::: Recorded information
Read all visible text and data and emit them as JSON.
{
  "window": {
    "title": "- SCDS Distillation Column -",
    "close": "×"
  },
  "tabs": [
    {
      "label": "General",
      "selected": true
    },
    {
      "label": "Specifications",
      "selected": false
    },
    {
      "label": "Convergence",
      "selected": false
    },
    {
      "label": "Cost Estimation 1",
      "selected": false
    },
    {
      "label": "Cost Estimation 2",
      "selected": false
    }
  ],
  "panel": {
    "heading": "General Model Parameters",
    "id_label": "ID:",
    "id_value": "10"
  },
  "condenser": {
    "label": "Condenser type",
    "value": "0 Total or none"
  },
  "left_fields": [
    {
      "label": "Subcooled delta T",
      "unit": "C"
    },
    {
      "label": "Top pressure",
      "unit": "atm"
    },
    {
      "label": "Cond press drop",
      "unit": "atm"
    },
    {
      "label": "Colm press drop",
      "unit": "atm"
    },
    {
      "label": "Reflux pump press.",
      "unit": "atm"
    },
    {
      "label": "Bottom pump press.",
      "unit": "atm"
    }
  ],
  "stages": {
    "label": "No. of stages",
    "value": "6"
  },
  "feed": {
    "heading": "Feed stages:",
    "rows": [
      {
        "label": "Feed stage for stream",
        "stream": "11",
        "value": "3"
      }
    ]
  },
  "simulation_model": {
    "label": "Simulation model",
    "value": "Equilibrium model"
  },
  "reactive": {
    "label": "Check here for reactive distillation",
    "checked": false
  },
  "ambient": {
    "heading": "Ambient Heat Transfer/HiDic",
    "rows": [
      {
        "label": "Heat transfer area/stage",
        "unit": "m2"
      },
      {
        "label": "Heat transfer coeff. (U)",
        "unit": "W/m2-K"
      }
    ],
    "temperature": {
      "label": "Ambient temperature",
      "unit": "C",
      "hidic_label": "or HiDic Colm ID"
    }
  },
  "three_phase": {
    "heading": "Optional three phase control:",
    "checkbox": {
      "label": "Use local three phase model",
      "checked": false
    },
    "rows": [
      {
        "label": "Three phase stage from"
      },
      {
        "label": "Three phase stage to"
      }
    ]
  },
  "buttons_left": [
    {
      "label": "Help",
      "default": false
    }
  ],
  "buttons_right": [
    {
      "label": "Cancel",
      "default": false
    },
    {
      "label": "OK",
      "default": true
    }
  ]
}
::::::
Required task
Extract all lines that hold the word "drop".

Solution to this exercise
      "label": "Cond press drop",
      "label": "Colm press drop",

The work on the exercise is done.